(Data records)

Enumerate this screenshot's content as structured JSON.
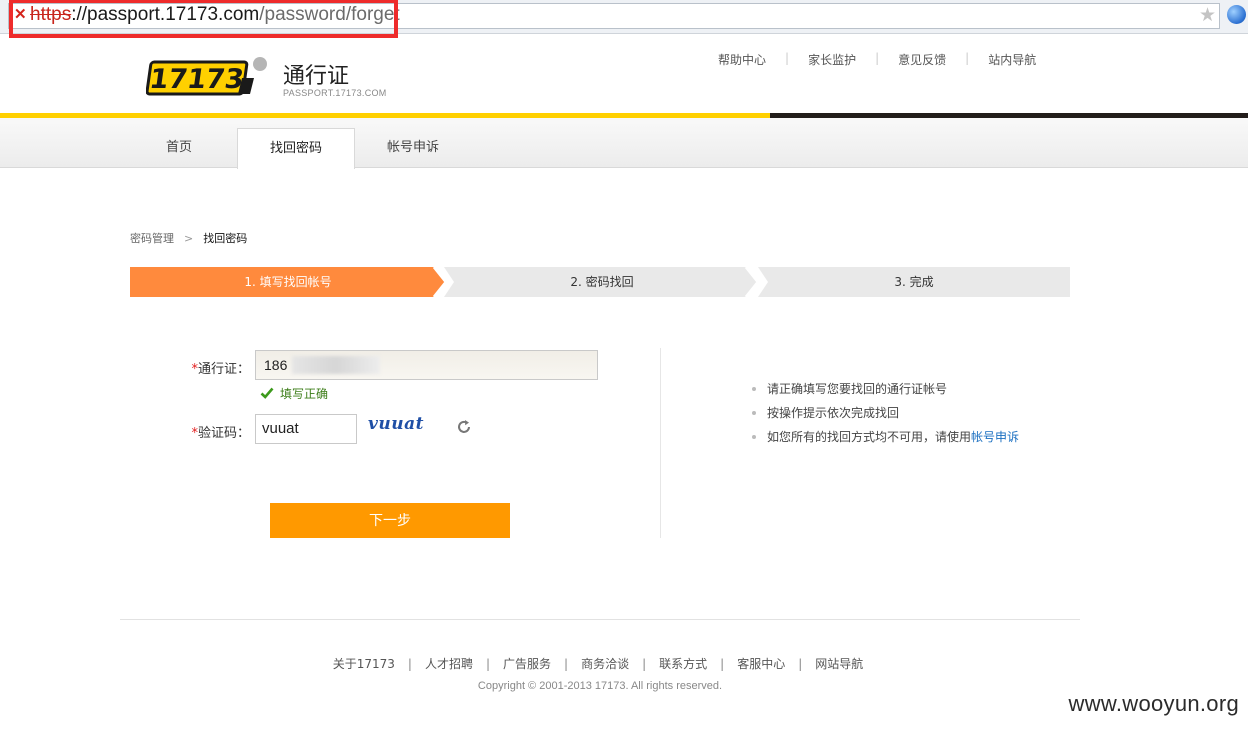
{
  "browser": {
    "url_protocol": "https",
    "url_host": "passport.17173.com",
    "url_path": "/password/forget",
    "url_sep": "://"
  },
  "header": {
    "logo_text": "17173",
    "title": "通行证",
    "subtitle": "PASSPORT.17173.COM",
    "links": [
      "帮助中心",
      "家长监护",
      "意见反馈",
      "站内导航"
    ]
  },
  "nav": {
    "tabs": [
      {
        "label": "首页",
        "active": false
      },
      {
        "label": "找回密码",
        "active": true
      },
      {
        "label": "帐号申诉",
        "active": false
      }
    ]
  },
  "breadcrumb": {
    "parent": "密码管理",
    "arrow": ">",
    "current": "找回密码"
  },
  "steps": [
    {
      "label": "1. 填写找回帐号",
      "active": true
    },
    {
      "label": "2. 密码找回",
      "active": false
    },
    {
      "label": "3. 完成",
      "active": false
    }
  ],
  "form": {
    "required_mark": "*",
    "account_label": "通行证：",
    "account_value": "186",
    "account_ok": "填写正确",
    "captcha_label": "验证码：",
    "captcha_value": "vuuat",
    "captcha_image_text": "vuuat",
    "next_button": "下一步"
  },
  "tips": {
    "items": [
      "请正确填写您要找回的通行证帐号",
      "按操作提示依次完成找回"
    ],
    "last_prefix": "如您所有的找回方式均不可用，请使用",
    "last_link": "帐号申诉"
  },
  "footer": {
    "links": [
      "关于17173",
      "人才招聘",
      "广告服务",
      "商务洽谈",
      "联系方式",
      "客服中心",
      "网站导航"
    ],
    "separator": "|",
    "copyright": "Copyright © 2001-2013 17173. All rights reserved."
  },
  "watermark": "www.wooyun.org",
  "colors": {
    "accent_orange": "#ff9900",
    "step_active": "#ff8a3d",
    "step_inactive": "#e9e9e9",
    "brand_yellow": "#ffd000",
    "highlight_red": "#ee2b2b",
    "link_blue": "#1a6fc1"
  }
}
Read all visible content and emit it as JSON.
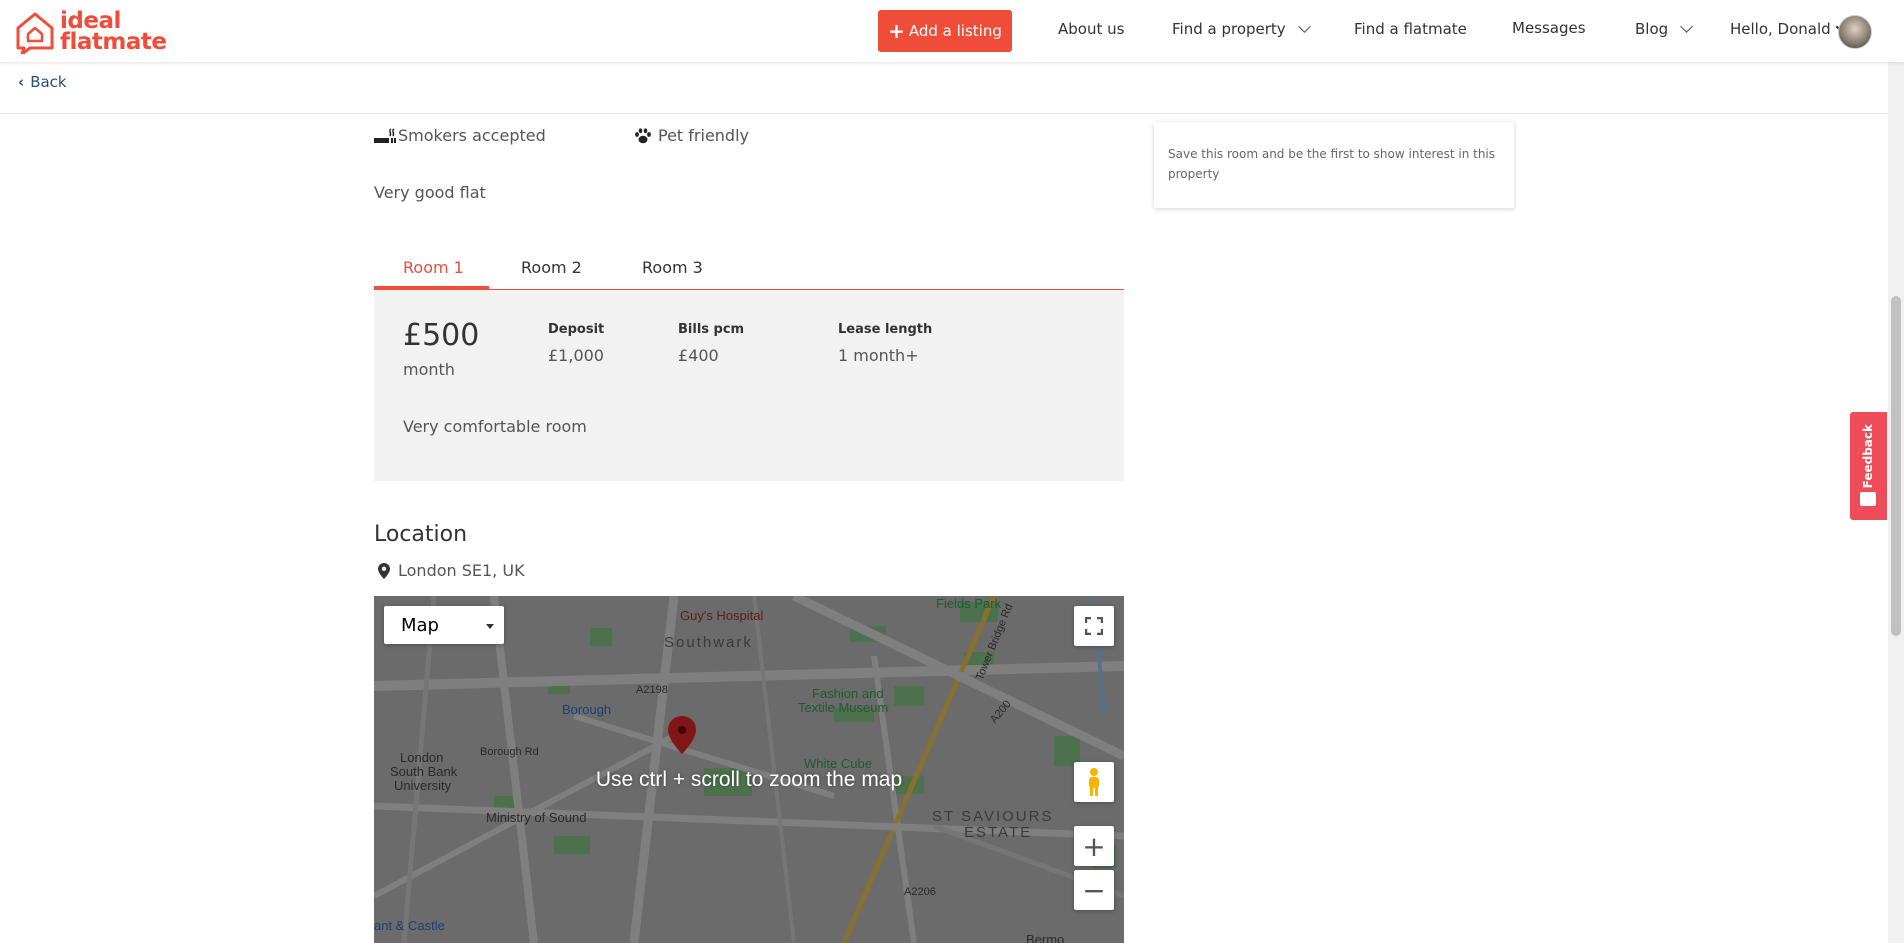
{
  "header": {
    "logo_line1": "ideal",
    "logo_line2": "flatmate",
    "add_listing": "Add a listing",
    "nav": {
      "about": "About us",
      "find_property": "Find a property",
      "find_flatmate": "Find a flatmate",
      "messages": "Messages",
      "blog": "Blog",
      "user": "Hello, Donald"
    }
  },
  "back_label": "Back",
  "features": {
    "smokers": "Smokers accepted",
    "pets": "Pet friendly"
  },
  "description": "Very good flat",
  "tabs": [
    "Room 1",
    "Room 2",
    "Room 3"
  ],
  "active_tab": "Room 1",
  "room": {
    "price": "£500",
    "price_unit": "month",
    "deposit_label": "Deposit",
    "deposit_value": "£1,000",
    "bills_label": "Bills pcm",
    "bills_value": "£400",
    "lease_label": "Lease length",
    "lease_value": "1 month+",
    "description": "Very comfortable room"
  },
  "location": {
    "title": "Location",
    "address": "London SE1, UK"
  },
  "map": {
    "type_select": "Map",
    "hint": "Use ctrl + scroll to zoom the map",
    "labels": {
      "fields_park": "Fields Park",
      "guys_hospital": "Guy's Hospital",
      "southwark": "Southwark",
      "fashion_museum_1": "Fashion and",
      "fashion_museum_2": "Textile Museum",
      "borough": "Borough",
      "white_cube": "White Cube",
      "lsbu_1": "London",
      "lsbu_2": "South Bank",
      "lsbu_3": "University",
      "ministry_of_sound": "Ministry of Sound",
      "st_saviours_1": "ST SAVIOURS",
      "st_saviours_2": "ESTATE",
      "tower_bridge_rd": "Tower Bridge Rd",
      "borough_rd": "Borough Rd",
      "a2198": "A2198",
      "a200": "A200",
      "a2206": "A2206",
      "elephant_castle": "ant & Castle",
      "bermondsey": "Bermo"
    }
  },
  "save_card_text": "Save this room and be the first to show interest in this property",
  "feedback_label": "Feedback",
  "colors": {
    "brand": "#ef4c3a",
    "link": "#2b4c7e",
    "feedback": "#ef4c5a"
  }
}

**Goal of the exercise:**
Return, from the data, each line that has the word "Very" in it.

**Result for this task:**
  "description": "Very good flat",
    "description": "Very comfortable room"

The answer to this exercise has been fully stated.